Draw out every line with the word "color" from the listing below.

═══ RECORDS SHOWN ═══

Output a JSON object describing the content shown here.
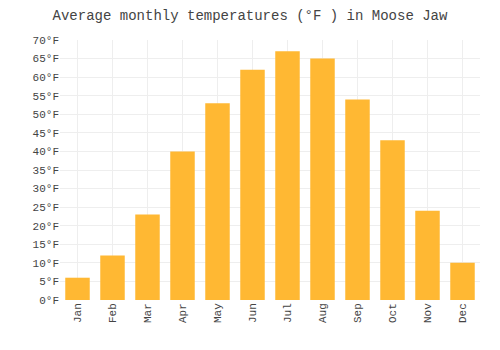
{
  "chart_data": {
    "type": "bar",
    "title": "Average monthly temperatures (°F ) in Moose Jaw",
    "categories": [
      "Jan",
      "Feb",
      "Mar",
      "Apr",
      "May",
      "Jun",
      "Jul",
      "Aug",
      "Sep",
      "Oct",
      "Nov",
      "Dec"
    ],
    "values": [
      6,
      12,
      23,
      40,
      53,
      62,
      67,
      65,
      54,
      43,
      24,
      10
    ],
    "color": "#FFB833",
    "ylim": [
      0,
      70
    ],
    "yticks": [
      {
        "value": 0,
        "label": "0°F"
      },
      {
        "value": 5,
        "label": "5°F"
      },
      {
        "value": 10,
        "label": "10°F"
      },
      {
        "value": 15,
        "label": "15°F"
      },
      {
        "value": 20,
        "label": "20°F"
      },
      {
        "value": 25,
        "label": "25°F"
      },
      {
        "value": 30,
        "label": "30°F"
      },
      {
        "value": 35,
        "label": "35°F"
      },
      {
        "value": 40,
        "label": "40°F"
      },
      {
        "value": 45,
        "label": "45°F"
      },
      {
        "value": 50,
        "label": "50°F"
      },
      {
        "value": 55,
        "label": "55°F"
      },
      {
        "value": 60,
        "label": "60°F"
      },
      {
        "value": 65,
        "label": "65°F"
      },
      {
        "value": 70,
        "label": "70°F"
      }
    ],
    "grid": true
  }
}
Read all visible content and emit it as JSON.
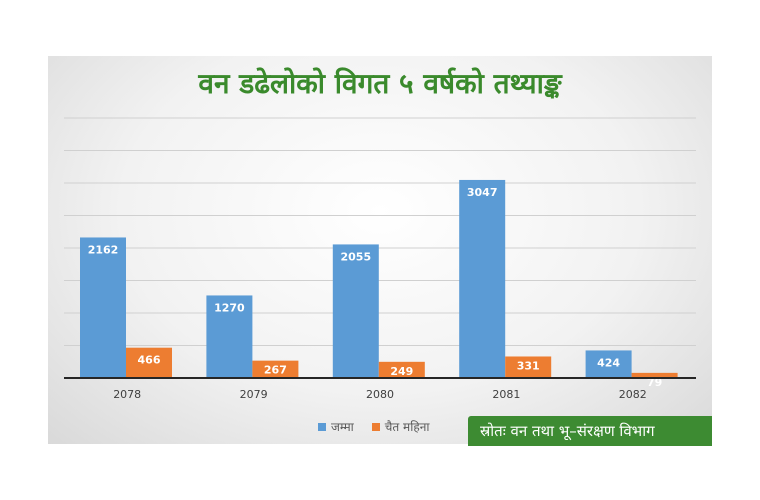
{
  "chart_data": {
    "type": "bar",
    "title": "वन डढेलोको विगत ५ वर्षको तथ्याङ्क",
    "categories": [
      "2078",
      "2079",
      "2080",
      "2081",
      "2082"
    ],
    "series": [
      {
        "name": "जम्मा",
        "color": "#5b9bd5",
        "values": [
          2162,
          1270,
          2055,
          3047,
          424
        ]
      },
      {
        "name": "चैत महिना",
        "color": "#ed7d31",
        "values": [
          466,
          267,
          249,
          331,
          79
        ]
      }
    ],
    "ylim": [
      0,
      4000
    ],
    "grid": true,
    "legend_position": "bottom"
  },
  "source_text": "स्रोतः वन तथा भू–संरक्षण विभाग"
}
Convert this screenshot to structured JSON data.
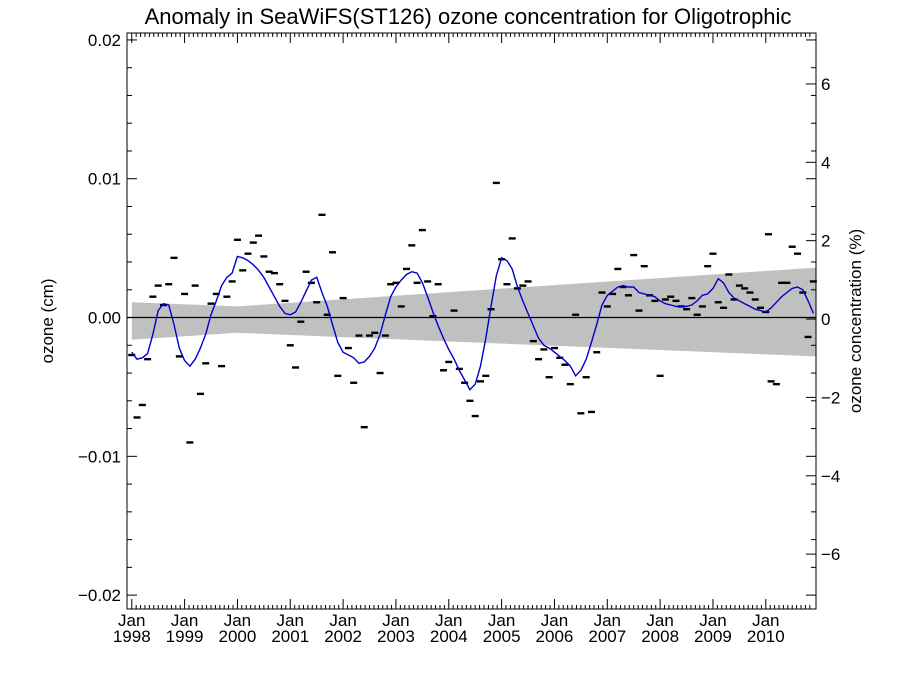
{
  "chart_data": {
    "type": "line",
    "title": "Anomaly in SeaWiFS(ST126) ozone concentration for Oligotrophic",
    "ylabel": "ozone (cm)",
    "y2label": "ozone concentration (%)",
    "ylim": [
      -0.021,
      0.0205
    ],
    "y2lim": [
      -7.4,
      7.3
    ],
    "xlim": [
      1998.0,
      2010.95
    ],
    "y_ticks": [
      {
        "value": 0.02,
        "label": "0.02"
      },
      {
        "value": 0.01,
        "label": "0.01"
      },
      {
        "value": 0.0,
        "label": "0.00"
      },
      {
        "value": -0.01,
        "label": "−0.01"
      },
      {
        "value": -0.02,
        "label": "−0.02"
      }
    ],
    "y2_ticks": [
      {
        "value": 6,
        "label": "6"
      },
      {
        "value": 4,
        "label": "4"
      },
      {
        "value": 2,
        "label": "2"
      },
      {
        "value": 0,
        "label": "0"
      },
      {
        "value": -2,
        "label": "−2"
      },
      {
        "value": -4,
        "label": "−4"
      },
      {
        "value": -6,
        "label": "−6"
      }
    ],
    "x_ticks": [
      {
        "value": 1998,
        "label_top": "Jan",
        "label_bottom": "1998"
      },
      {
        "value": 1999,
        "label_top": "Jan",
        "label_bottom": "1999"
      },
      {
        "value": 2000,
        "label_top": "Jan",
        "label_bottom": "2000"
      },
      {
        "value": 2001,
        "label_top": "Jan",
        "label_bottom": "2001"
      },
      {
        "value": 2002,
        "label_top": "Jan",
        "label_bottom": "2002"
      },
      {
        "value": 2003,
        "label_top": "Jan",
        "label_bottom": "2003"
      },
      {
        "value": 2004,
        "label_top": "Jan",
        "label_bottom": "2004"
      },
      {
        "value": 2005,
        "label_top": "Jan",
        "label_bottom": "2005"
      },
      {
        "value": 2006,
        "label_top": "Jan",
        "label_bottom": "2006"
      },
      {
        "value": 2007,
        "label_top": "Jan",
        "label_bottom": "2007"
      },
      {
        "value": 2008,
        "label_top": "Jan",
        "label_bottom": "2008"
      },
      {
        "value": 2009,
        "label_top": "Jan",
        "label_bottom": "2009"
      },
      {
        "value": 2010,
        "label_top": "Jan",
        "label_bottom": "2010"
      }
    ],
    "monthly_anomaly_points": [
      [
        1998.0,
        -0.0027
      ],
      [
        1998.1,
        -0.0072
      ],
      [
        1998.2,
        -0.0063
      ],
      [
        1998.3,
        -0.003
      ],
      [
        1998.4,
        0.0015
      ],
      [
        1998.5,
        0.0023
      ],
      [
        1998.6,
        0.0009
      ],
      [
        1998.7,
        0.0024
      ],
      [
        1998.8,
        0.0043
      ],
      [
        1998.9,
        -0.0028
      ],
      [
        1999.0,
        0.0017
      ],
      [
        1999.1,
        -0.009
      ],
      [
        1999.2,
        0.0023
      ],
      [
        1999.3,
        -0.0055
      ],
      [
        1999.4,
        -0.0033
      ],
      [
        1999.5,
        0.001
      ],
      [
        1999.6,
        0.0017
      ],
      [
        1999.7,
        -0.0035
      ],
      [
        1999.8,
        0.0015
      ],
      [
        1999.9,
        0.0026
      ],
      [
        2000.0,
        0.0056
      ],
      [
        2000.1,
        0.0034
      ],
      [
        2000.2,
        0.0046
      ],
      [
        2000.3,
        0.0054
      ],
      [
        2000.4,
        0.0059
      ],
      [
        2000.5,
        0.0044
      ],
      [
        2000.6,
        0.0033
      ],
      [
        2000.7,
        0.0032
      ],
      [
        2000.8,
        0.0024
      ],
      [
        2000.9,
        0.0012
      ],
      [
        2001.0,
        -0.002
      ],
      [
        2001.1,
        -0.0036
      ],
      [
        2001.2,
        -0.0003
      ],
      [
        2001.3,
        0.0033
      ],
      [
        2001.4,
        0.0025
      ],
      [
        2001.5,
        0.0011
      ],
      [
        2001.6,
        0.0074
      ],
      [
        2001.7,
        0.0002
      ],
      [
        2001.8,
        0.0047
      ],
      [
        2001.9,
        -0.0042
      ],
      [
        2002.0,
        0.0014
      ],
      [
        2002.1,
        -0.0022
      ],
      [
        2002.2,
        -0.0047
      ],
      [
        2002.3,
        -0.0013
      ],
      [
        2002.4,
        -0.0079
      ],
      [
        2002.5,
        -0.0013
      ],
      [
        2002.6,
        -0.0011
      ],
      [
        2002.7,
        -0.004
      ],
      [
        2002.8,
        -0.0013
      ],
      [
        2002.9,
        0.0024
      ],
      [
        2003.0,
        0.0025
      ],
      [
        2003.1,
        0.0008
      ],
      [
        2003.2,
        0.0035
      ],
      [
        2003.3,
        0.0052
      ],
      [
        2003.4,
        0.0025
      ],
      [
        2003.5,
        0.0063
      ],
      [
        2003.6,
        0.0026
      ],
      [
        2003.7,
        0.0001
      ],
      [
        2003.8,
        0.0024
      ],
      [
        2003.9,
        -0.0038
      ],
      [
        2004.0,
        -0.0032
      ],
      [
        2004.1,
        0.0005
      ],
      [
        2004.2,
        -0.0037
      ],
      [
        2004.3,
        -0.0047
      ],
      [
        2004.4,
        -0.006
      ],
      [
        2004.5,
        -0.0071
      ],
      [
        2004.6,
        -0.0046
      ],
      [
        2004.7,
        -0.0042
      ],
      [
        2004.8,
        0.0006
      ],
      [
        2004.9,
        0.0097
      ],
      [
        2005.0,
        0.0042
      ],
      [
        2005.1,
        0.0024
      ],
      [
        2005.2,
        0.0057
      ],
      [
        2005.3,
        0.0021
      ],
      [
        2005.4,
        0.0023
      ],
      [
        2005.5,
        0.0026
      ],
      [
        2005.6,
        -0.0017
      ],
      [
        2005.7,
        -0.003
      ],
      [
        2005.8,
        -0.0023
      ],
      [
        2005.9,
        -0.0043
      ],
      [
        2006.0,
        -0.0022
      ],
      [
        2006.1,
        -0.0029
      ],
      [
        2006.2,
        -0.0034
      ],
      [
        2006.3,
        -0.0048
      ],
      [
        2006.4,
        0.0002
      ],
      [
        2006.5,
        -0.0069
      ],
      [
        2006.6,
        -0.0043
      ],
      [
        2006.7,
        -0.0068
      ],
      [
        2006.8,
        -0.0025
      ],
      [
        2006.9,
        0.0018
      ],
      [
        2007.0,
        0.0008
      ],
      [
        2007.1,
        0.0017
      ],
      [
        2007.2,
        0.0035
      ],
      [
        2007.3,
        0.0022
      ],
      [
        2007.4,
        0.0016
      ],
      [
        2007.5,
        0.0045
      ],
      [
        2007.6,
        0.0005
      ],
      [
        2007.7,
        0.0037
      ],
      [
        2007.8,
        0.0016
      ],
      [
        2007.9,
        0.0012
      ],
      [
        2008.0,
        -0.0042
      ],
      [
        2008.1,
        0.0013
      ],
      [
        2008.2,
        0.0015
      ],
      [
        2008.3,
        0.0012
      ],
      [
        2008.4,
        0.0008
      ],
      [
        2008.5,
        0.0006
      ],
      [
        2008.6,
        0.0014
      ],
      [
        2008.7,
        0.0002
      ],
      [
        2008.8,
        0.0008
      ],
      [
        2008.9,
        0.0037
      ],
      [
        2009.0,
        0.0046
      ],
      [
        2009.1,
        0.0011
      ],
      [
        2009.2,
        0.0007
      ],
      [
        2009.3,
        0.0031
      ],
      [
        2009.4,
        0.0013
      ],
      [
        2009.5,
        0.0023
      ],
      [
        2009.6,
        0.0021
      ],
      [
        2009.7,
        0.0018
      ],
      [
        2009.8,
        0.0013
      ],
      [
        2009.9,
        0.0007
      ],
      [
        2010.0,
        0.0004
      ],
      [
        2010.05,
        0.006
      ],
      [
        2010.1,
        -0.0046
      ],
      [
        2010.2,
        -0.0048
      ],
      [
        2010.3,
        0.0025
      ],
      [
        2010.4,
        0.0025
      ],
      [
        2010.5,
        0.0051
      ],
      [
        2010.6,
        0.0046
      ],
      [
        2010.7,
        0.0018
      ],
      [
        2010.8,
        -0.0014
      ],
      [
        2010.9,
        0.0026
      ]
    ],
    "smoothed_series": {
      "color": "#0000cc",
      "points": [
        [
          1998.0,
          -0.0025
        ],
        [
          1998.1,
          -0.003
        ],
        [
          1998.2,
          -0.0029
        ],
        [
          1998.3,
          -0.0026
        ],
        [
          1998.4,
          -0.0012
        ],
        [
          1998.5,
          0.0005
        ],
        [
          1998.6,
          0.001
        ],
        [
          1998.7,
          0.0009
        ],
        [
          1998.8,
          -0.0005
        ],
        [
          1998.9,
          -0.0022
        ],
        [
          1999.0,
          -0.0031
        ],
        [
          1999.1,
          -0.0035
        ],
        [
          1999.2,
          -0.003
        ],
        [
          1999.3,
          -0.0022
        ],
        [
          1999.4,
          -0.0012
        ],
        [
          1999.5,
          0.0002
        ],
        [
          1999.6,
          0.0012
        ],
        [
          1999.7,
          0.0023
        ],
        [
          1999.8,
          0.0029
        ],
        [
          1999.9,
          0.0032
        ],
        [
          2000.0,
          0.0044
        ],
        [
          2000.1,
          0.0043
        ],
        [
          2000.2,
          0.0041
        ],
        [
          2000.3,
          0.0038
        ],
        [
          2000.4,
          0.0034
        ],
        [
          2000.5,
          0.0029
        ],
        [
          2000.6,
          0.0022
        ],
        [
          2000.7,
          0.0015
        ],
        [
          2000.8,
          0.0008
        ],
        [
          2000.9,
          0.0003
        ],
        [
          2001.0,
          0.0002
        ],
        [
          2001.1,
          0.0004
        ],
        [
          2001.2,
          0.0011
        ],
        [
          2001.3,
          0.0019
        ],
        [
          2001.4,
          0.0027
        ],
        [
          2001.5,
          0.0029
        ],
        [
          2001.6,
          0.0018
        ],
        [
          2001.7,
          0.0008
        ],
        [
          2001.8,
          -0.0005
        ],
        [
          2001.9,
          -0.0018
        ],
        [
          2002.0,
          -0.0025
        ],
        [
          2002.1,
          -0.0027
        ],
        [
          2002.2,
          -0.0029
        ],
        [
          2002.3,
          -0.0033
        ],
        [
          2002.4,
          -0.0032
        ],
        [
          2002.5,
          -0.0028
        ],
        [
          2002.6,
          -0.0022
        ],
        [
          2002.7,
          -0.0012
        ],
        [
          2002.8,
          0.0002
        ],
        [
          2002.9,
          0.0015
        ],
        [
          2003.0,
          0.0022
        ],
        [
          2003.1,
          0.0027
        ],
        [
          2003.2,
          0.0031
        ],
        [
          2003.3,
          0.0033
        ],
        [
          2003.4,
          0.0032
        ],
        [
          2003.5,
          0.0025
        ],
        [
          2003.6,
          0.0015
        ],
        [
          2003.7,
          0.0004
        ],
        [
          2003.8,
          -0.0006
        ],
        [
          2003.9,
          -0.0015
        ],
        [
          2004.0,
          -0.0023
        ],
        [
          2004.1,
          -0.003
        ],
        [
          2004.2,
          -0.0038
        ],
        [
          2004.3,
          -0.0045
        ],
        [
          2004.4,
          -0.0052
        ],
        [
          2004.5,
          -0.0048
        ],
        [
          2004.6,
          -0.0035
        ],
        [
          2004.7,
          -0.0015
        ],
        [
          2004.8,
          0.0008
        ],
        [
          2004.9,
          0.003
        ],
        [
          2005.0,
          0.0043
        ],
        [
          2005.1,
          0.0041
        ],
        [
          2005.2,
          0.0035
        ],
        [
          2005.3,
          0.0022
        ],
        [
          2005.4,
          0.0012
        ],
        [
          2005.5,
          0.0003
        ],
        [
          2005.6,
          -0.0006
        ],
        [
          2005.7,
          -0.0015
        ],
        [
          2005.8,
          -0.002
        ],
        [
          2005.9,
          -0.0022
        ],
        [
          2006.0,
          -0.0025
        ],
        [
          2006.1,
          -0.0028
        ],
        [
          2006.2,
          -0.0031
        ],
        [
          2006.3,
          -0.0035
        ],
        [
          2006.4,
          -0.0042
        ],
        [
          2006.5,
          -0.0038
        ],
        [
          2006.6,
          -0.003
        ],
        [
          2006.7,
          -0.0018
        ],
        [
          2006.8,
          -0.0005
        ],
        [
          2006.9,
          0.0009
        ],
        [
          2007.0,
          0.0016
        ],
        [
          2007.1,
          0.0019
        ],
        [
          2007.2,
          0.0022
        ],
        [
          2007.3,
          0.0023
        ],
        [
          2007.4,
          0.0022
        ],
        [
          2007.5,
          0.0022
        ],
        [
          2007.6,
          0.0018
        ],
        [
          2007.7,
          0.0017
        ],
        [
          2007.8,
          0.0016
        ],
        [
          2007.9,
          0.0015
        ],
        [
          2008.0,
          0.0012
        ],
        [
          2008.1,
          0.001
        ],
        [
          2008.2,
          0.0009
        ],
        [
          2008.3,
          0.0008
        ],
        [
          2008.4,
          0.0008
        ],
        [
          2008.5,
          0.0008
        ],
        [
          2008.6,
          0.0009
        ],
        [
          2008.7,
          0.0012
        ],
        [
          2008.8,
          0.0016
        ],
        [
          2008.9,
          0.0017
        ],
        [
          2009.0,
          0.0021
        ],
        [
          2009.1,
          0.0028
        ],
        [
          2009.2,
          0.0025
        ],
        [
          2009.3,
          0.0018
        ],
        [
          2009.4,
          0.0014
        ],
        [
          2009.5,
          0.0012
        ],
        [
          2009.6,
          0.001
        ],
        [
          2009.7,
          0.0008
        ],
        [
          2009.8,
          0.0006
        ],
        [
          2009.9,
          0.0005
        ],
        [
          2010.0,
          0.0004
        ],
        [
          2010.1,
          0.0007
        ],
        [
          2010.2,
          0.0011
        ],
        [
          2010.3,
          0.0015
        ],
        [
          2010.4,
          0.0018
        ],
        [
          2010.5,
          0.0021
        ],
        [
          2010.6,
          0.0022
        ],
        [
          2010.7,
          0.002
        ],
        [
          2010.8,
          0.0012
        ],
        [
          2010.9,
          0.0003
        ]
      ]
    },
    "trend_band": {
      "color": "#c0c0c0",
      "upper": [
        [
          1998.0,
          0.0011
        ],
        [
          2000.0,
          0.0008
        ],
        [
          2010.95,
          0.0036
        ]
      ],
      "lower": [
        [
          1998.0,
          -0.0016
        ],
        [
          2000.0,
          -0.0011
        ],
        [
          2010.95,
          -0.0028
        ]
      ]
    },
    "zero_line": true,
    "grid": false,
    "legend": "none"
  }
}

═══

TASK ANSWER:
    "color": "#FFB833",
        "color": "#5b9bd5",
        "color": "#ed7d31",
      "color": "#0000cc",
      "color": "#c0c0c0",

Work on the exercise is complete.